Below is a block of records. Copy every line in it that contains the word "type".

[Saved entries]
------------------------------------------------
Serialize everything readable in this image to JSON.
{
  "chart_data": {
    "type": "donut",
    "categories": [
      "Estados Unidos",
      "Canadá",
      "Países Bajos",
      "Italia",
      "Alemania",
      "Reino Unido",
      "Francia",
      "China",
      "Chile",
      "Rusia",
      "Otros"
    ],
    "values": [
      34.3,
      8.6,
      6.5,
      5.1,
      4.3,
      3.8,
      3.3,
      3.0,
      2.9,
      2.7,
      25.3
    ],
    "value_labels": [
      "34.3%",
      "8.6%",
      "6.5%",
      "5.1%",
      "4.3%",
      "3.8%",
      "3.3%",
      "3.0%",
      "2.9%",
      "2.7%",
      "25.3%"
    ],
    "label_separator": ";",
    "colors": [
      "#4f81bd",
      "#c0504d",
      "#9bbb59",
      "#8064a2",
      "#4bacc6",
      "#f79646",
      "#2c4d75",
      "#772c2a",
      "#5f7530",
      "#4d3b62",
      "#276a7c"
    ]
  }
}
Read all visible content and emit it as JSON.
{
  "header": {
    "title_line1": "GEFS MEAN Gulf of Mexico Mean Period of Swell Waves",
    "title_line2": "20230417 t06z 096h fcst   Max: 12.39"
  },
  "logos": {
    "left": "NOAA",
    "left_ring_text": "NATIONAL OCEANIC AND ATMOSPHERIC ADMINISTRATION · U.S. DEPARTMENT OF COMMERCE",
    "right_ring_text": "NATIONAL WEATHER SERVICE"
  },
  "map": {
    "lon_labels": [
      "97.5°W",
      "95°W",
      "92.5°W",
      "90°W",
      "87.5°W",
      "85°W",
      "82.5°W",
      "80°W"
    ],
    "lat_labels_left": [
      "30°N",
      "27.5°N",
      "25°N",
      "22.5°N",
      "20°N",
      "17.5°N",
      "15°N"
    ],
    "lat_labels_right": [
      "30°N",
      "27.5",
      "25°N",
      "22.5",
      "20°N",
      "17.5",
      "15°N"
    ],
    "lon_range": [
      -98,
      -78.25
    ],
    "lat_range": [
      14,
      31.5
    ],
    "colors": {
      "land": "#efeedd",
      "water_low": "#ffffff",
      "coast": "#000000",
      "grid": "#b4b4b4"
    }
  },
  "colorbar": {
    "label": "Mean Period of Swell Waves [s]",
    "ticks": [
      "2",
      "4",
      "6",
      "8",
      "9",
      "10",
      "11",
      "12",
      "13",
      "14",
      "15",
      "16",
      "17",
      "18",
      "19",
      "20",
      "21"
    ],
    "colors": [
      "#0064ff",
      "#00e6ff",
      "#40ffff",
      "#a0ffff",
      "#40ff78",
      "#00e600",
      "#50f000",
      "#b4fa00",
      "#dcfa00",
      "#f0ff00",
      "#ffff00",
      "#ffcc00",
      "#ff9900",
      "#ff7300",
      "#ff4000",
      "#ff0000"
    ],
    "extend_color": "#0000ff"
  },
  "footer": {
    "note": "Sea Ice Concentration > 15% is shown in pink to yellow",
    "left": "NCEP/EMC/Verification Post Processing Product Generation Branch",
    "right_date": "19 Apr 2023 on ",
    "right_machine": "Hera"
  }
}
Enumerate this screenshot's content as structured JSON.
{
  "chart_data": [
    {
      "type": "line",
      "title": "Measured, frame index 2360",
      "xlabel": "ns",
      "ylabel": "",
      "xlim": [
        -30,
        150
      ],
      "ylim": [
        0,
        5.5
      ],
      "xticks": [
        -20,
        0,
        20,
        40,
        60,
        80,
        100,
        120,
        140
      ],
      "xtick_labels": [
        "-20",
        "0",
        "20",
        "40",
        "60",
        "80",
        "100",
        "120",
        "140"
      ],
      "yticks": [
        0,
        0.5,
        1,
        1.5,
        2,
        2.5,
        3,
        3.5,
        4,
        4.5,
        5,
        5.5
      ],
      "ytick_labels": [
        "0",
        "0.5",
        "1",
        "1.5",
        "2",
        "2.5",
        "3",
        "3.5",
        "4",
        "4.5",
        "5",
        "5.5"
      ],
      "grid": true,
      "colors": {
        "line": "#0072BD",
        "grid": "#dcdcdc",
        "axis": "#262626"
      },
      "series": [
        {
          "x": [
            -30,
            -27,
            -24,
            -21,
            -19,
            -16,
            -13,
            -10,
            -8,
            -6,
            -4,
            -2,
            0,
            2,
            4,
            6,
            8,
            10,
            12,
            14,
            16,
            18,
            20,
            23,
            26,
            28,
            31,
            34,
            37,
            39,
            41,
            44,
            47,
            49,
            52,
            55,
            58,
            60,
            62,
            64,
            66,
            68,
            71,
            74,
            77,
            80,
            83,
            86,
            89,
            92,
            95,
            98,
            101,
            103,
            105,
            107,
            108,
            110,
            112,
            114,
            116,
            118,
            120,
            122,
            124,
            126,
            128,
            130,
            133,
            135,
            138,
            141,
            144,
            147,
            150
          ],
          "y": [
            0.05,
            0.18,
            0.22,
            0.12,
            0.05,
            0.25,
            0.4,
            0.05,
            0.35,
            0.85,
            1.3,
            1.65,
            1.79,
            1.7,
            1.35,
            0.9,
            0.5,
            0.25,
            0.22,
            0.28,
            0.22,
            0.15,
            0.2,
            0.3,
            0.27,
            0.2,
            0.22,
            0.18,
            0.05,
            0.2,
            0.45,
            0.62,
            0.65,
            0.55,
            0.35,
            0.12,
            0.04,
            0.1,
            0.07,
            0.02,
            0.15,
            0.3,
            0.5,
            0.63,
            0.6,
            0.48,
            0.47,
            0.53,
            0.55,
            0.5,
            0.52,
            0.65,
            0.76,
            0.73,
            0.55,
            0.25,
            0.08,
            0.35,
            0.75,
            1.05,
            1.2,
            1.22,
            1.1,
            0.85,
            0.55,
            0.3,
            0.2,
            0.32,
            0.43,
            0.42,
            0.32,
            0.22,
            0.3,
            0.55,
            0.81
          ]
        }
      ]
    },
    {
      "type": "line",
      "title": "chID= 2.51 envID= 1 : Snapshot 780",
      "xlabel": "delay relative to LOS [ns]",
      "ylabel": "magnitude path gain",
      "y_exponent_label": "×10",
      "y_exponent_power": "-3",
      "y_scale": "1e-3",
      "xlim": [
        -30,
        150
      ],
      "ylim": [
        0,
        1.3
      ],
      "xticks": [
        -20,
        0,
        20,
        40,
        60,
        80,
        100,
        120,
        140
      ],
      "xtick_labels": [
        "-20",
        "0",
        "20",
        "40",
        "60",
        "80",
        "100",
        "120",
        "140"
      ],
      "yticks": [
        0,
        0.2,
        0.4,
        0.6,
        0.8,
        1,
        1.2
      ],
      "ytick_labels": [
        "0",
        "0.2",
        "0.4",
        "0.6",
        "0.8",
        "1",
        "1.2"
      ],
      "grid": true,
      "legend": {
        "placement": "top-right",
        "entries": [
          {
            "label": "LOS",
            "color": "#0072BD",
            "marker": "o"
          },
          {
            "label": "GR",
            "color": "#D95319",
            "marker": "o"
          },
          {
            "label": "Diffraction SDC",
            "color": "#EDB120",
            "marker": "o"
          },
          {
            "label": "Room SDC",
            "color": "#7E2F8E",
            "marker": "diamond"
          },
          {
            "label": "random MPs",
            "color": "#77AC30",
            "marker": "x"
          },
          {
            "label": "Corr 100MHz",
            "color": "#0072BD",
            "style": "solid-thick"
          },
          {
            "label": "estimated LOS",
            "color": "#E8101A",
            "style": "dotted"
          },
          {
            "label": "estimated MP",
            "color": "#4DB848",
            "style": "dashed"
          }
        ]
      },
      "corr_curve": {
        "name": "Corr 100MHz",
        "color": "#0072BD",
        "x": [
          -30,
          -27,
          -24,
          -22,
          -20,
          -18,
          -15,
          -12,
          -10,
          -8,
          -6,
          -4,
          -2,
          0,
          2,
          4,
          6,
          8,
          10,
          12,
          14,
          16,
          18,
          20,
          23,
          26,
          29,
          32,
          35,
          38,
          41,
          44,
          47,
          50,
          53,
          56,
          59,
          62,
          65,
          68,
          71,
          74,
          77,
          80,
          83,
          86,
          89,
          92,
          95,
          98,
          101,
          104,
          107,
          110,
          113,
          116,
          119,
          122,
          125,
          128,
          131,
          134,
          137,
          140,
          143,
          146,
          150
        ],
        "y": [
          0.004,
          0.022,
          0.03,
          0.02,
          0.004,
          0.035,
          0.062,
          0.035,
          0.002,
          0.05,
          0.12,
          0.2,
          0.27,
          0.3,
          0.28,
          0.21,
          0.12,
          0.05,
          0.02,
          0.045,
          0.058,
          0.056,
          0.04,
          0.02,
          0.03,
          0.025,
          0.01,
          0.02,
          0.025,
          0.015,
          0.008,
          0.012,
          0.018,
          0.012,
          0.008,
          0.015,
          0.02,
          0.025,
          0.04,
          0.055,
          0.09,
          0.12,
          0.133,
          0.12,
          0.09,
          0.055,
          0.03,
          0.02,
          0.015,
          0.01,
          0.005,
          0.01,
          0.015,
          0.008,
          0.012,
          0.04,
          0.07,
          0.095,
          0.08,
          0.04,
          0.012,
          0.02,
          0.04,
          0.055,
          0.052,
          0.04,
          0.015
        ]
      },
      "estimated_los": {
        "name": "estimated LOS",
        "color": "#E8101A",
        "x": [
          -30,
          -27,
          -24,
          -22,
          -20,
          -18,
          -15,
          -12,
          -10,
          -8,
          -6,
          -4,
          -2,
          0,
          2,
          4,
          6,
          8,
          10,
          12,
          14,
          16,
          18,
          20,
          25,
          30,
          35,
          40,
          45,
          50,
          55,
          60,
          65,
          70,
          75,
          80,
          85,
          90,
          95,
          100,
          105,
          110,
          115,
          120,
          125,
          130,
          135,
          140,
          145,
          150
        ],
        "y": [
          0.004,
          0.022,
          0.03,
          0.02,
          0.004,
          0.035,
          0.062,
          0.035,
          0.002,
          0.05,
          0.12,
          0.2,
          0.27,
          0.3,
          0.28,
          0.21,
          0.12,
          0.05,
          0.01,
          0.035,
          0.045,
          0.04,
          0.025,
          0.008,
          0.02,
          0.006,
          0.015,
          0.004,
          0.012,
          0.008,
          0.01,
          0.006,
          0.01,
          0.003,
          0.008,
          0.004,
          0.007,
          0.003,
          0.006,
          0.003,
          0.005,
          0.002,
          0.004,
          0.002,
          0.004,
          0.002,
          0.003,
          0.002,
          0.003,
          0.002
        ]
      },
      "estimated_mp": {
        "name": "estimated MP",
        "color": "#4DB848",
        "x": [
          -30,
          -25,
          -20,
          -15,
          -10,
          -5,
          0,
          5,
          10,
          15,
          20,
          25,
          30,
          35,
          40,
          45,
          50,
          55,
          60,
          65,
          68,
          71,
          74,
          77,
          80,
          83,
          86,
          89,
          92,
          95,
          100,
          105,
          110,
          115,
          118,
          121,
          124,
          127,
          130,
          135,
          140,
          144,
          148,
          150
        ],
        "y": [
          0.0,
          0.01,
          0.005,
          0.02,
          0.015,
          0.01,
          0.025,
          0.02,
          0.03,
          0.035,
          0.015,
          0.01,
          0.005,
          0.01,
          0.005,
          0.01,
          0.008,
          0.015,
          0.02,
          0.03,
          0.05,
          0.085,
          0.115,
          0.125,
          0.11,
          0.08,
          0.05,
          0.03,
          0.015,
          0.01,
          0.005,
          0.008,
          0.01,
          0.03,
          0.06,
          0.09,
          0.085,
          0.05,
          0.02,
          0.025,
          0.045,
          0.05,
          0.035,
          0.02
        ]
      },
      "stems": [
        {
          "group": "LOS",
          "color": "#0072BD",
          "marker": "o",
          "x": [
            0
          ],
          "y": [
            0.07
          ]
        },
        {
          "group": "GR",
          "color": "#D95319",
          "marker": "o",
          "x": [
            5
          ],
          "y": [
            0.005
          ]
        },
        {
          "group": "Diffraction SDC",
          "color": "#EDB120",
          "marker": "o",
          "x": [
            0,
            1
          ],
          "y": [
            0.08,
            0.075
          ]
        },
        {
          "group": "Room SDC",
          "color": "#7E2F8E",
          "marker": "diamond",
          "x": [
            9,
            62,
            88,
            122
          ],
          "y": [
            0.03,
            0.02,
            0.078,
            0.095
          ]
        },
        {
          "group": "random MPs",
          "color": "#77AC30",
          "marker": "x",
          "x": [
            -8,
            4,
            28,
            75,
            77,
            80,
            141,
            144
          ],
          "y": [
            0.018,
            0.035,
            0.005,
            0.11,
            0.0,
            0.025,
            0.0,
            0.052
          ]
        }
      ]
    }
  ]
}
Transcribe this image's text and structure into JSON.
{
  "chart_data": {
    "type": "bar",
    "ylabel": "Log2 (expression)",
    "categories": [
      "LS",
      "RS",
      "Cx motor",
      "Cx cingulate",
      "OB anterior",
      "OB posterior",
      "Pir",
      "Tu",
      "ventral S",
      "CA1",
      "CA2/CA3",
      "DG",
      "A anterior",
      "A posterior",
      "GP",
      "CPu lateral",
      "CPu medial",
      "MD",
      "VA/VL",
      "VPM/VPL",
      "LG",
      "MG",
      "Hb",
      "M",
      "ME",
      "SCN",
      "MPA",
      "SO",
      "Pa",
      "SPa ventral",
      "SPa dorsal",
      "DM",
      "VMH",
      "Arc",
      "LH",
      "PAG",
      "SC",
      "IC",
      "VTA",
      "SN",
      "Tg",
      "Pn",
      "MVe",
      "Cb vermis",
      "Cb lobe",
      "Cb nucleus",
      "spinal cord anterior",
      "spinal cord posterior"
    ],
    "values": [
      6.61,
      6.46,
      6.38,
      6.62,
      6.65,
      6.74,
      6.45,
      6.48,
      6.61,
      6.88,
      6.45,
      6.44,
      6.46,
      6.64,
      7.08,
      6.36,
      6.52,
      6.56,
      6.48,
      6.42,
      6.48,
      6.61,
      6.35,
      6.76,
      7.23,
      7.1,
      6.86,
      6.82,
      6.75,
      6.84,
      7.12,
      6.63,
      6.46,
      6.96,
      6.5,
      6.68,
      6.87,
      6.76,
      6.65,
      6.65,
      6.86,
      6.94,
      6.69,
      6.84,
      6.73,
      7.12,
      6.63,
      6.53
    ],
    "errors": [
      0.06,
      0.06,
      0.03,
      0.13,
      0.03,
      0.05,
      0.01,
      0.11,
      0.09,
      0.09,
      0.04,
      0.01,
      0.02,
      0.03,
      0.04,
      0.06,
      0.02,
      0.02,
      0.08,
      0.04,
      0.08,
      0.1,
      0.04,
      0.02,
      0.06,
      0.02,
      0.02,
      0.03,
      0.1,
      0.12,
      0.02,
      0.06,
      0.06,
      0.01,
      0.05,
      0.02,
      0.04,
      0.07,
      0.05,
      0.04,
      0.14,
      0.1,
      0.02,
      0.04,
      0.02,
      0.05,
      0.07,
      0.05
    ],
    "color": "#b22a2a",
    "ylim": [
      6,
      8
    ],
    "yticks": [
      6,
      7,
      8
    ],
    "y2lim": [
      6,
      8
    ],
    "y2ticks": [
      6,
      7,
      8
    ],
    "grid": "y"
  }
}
------------------------------------------------
- Written response
    "type": "donut",
      "type": "line",
      "type": "line",
    "type": "bar",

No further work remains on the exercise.